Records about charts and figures
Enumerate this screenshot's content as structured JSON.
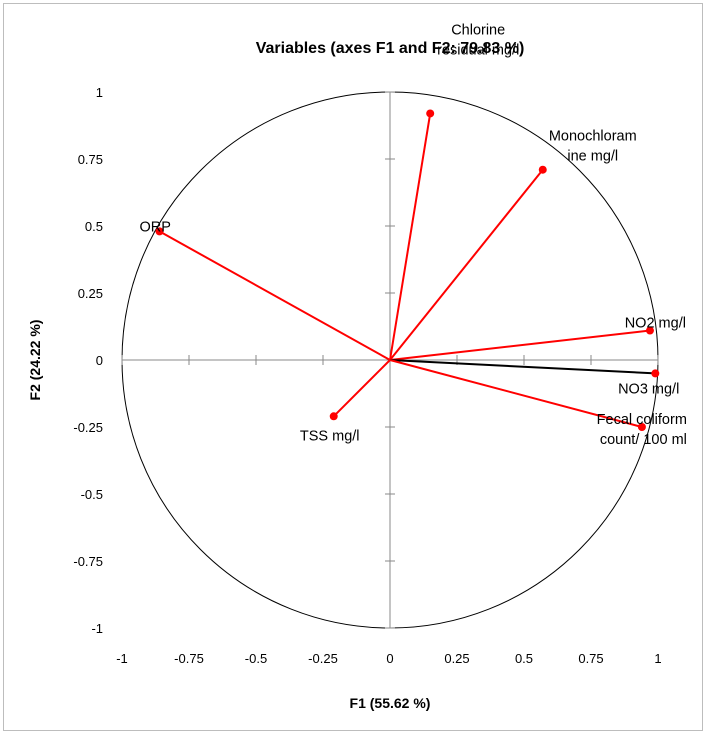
{
  "chart_data": {
    "type": "scatter",
    "subtype": "correlation-circle",
    "title": "Variables (axes F1 and F2: 79.83 %)",
    "xlabel": "F1 (55.62 %)",
    "ylabel": "F2 (24.22 %)",
    "xlim": [
      -1,
      1
    ],
    "ylim": [
      -1,
      1
    ],
    "x_ticks": [
      "-1",
      "-0.75",
      "-0.5",
      "-0.25",
      "0",
      "0.25",
      "0.5",
      "0.75",
      "1"
    ],
    "y_ticks": [
      "1",
      "0.75",
      "0.5",
      "0.25",
      "0",
      "-0.25",
      "-0.5",
      "-0.75",
      "-1"
    ],
    "grid": false,
    "colors": {
      "vector": "#ff0000",
      "highlight_vector": "#000000",
      "circle": "#000000",
      "point": "#ff0000"
    },
    "variables": [
      {
        "label_lines": [
          "Chlorine",
          "residual mg/l"
        ],
        "x": 0.15,
        "y": 0.92,
        "color": "#ff0000"
      },
      {
        "label_lines": [
          "Monochloram",
          "ine mg/l"
        ],
        "x": 0.57,
        "y": 0.71,
        "color": "#ff0000"
      },
      {
        "label_lines": [
          "ORP"
        ],
        "x": -0.86,
        "y": 0.48,
        "color": "#ff0000"
      },
      {
        "label_lines": [
          "NO2 mg/l"
        ],
        "x": 0.97,
        "y": 0.11,
        "color": "#ff0000"
      },
      {
        "label_lines": [
          "NO3 mg/l"
        ],
        "x": 0.99,
        "y": -0.05,
        "color": "#000000"
      },
      {
        "label_lines": [
          "Fecal coliform",
          "count/ 100 ml"
        ],
        "x": 0.94,
        "y": -0.25,
        "color": "#ff0000"
      },
      {
        "label_lines": [
          "TSS mg/l"
        ],
        "x": -0.21,
        "y": -0.21,
        "color": "#ff0000"
      }
    ]
  }
}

◆ What you have to do
Which lines of the data include "circle"? Copy each of them.

◆ Reply to the exercise
    "subtype": "correlation-circle",
      "circle": "#000000",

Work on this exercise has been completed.